PROBLEM TO WORK ON
Can you retype only the lines from the one with "Parse this screenshot: output" through the final line of the material, exactly as given?

** Begin DATA FOR THIS EXERCISE **

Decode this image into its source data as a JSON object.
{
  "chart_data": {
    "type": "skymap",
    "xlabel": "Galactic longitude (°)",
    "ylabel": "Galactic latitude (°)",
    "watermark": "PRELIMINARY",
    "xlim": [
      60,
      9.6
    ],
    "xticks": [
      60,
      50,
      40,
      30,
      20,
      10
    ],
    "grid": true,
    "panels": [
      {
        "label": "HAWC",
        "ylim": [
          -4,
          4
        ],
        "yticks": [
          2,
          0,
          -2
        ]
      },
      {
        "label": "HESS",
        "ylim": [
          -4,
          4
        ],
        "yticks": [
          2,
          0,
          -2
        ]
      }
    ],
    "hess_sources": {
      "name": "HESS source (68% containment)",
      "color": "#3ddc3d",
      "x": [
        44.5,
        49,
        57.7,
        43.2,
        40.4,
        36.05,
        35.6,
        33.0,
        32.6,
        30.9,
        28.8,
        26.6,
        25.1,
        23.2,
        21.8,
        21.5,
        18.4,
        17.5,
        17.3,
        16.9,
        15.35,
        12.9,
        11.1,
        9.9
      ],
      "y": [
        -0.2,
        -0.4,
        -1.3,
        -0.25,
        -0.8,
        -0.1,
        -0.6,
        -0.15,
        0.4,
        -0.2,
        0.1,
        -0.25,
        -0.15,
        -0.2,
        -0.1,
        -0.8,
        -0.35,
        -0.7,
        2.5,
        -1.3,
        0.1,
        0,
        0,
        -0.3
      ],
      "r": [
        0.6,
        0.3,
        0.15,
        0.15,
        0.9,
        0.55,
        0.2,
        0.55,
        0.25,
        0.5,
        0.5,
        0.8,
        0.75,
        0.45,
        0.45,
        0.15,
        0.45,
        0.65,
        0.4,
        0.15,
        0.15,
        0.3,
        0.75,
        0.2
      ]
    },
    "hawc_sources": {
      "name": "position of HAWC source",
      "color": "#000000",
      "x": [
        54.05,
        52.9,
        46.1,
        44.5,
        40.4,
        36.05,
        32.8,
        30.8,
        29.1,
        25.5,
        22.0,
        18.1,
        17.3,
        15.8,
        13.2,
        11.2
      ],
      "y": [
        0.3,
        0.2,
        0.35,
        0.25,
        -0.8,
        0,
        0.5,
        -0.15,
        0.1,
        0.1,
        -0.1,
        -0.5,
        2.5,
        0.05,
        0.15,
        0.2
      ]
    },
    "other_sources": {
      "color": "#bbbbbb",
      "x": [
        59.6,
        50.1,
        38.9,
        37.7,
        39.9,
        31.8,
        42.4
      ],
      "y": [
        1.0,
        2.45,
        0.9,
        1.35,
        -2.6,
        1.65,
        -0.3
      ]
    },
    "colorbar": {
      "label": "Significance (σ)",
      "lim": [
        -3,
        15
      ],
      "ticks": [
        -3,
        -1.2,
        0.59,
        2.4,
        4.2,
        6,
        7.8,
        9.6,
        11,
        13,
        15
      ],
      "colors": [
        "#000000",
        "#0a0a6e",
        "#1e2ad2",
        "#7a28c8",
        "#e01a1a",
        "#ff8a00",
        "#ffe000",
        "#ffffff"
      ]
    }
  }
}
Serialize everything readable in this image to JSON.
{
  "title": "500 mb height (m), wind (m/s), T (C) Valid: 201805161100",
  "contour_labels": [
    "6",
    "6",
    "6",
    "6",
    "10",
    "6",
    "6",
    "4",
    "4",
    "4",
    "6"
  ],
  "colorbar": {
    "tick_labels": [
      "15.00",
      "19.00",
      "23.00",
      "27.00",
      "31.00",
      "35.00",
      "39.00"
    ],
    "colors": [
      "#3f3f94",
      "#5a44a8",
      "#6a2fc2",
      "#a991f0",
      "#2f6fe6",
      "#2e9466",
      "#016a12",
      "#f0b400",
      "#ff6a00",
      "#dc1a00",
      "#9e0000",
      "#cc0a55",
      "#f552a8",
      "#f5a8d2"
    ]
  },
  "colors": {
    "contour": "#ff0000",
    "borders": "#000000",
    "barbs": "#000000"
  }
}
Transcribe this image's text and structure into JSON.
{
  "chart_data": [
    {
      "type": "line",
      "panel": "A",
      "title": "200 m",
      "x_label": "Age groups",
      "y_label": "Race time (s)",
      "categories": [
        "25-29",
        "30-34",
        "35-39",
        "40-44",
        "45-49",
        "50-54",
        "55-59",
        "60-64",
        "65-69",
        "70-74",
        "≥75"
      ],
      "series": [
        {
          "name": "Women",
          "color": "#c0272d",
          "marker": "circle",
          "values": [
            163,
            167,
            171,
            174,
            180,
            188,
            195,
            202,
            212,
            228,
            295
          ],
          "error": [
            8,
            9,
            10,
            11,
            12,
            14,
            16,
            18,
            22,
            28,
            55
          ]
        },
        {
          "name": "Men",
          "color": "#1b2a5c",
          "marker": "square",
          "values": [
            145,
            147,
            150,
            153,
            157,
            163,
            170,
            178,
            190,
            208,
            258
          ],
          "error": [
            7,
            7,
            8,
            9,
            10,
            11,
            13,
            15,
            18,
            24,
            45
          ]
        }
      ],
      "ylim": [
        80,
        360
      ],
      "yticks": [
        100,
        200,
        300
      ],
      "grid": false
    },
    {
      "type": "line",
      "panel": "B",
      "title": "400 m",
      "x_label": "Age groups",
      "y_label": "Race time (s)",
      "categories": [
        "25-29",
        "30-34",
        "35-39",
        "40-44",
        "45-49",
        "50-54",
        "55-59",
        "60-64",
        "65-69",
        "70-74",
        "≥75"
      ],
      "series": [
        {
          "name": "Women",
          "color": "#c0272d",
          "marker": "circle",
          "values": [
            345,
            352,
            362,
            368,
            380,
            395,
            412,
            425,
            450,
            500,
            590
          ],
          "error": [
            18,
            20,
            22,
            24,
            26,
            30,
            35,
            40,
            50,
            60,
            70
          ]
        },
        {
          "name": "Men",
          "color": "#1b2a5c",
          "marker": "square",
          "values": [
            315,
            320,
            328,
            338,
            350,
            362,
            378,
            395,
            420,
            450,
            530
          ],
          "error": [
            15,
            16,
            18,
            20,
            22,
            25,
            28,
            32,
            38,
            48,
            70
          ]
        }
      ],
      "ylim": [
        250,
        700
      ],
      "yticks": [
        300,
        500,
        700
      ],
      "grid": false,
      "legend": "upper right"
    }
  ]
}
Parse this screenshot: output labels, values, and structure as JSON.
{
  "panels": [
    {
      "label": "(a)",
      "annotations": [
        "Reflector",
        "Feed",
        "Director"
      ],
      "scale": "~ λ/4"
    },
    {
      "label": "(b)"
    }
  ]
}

** End DATA FOR THIS EXERCISE **

ANSWER FOR THE TASK
Parse this screenshot: output labels, values, and structure as JSON.
{
  "panels": [
    {
      "label": "(a)",
      "annotations": [
        "Reflector",
        "Feed",
        "Director"
      ],
      "scale": "~ λ/4"
    },
    {
      "label": "(b)"
    }
  ]
}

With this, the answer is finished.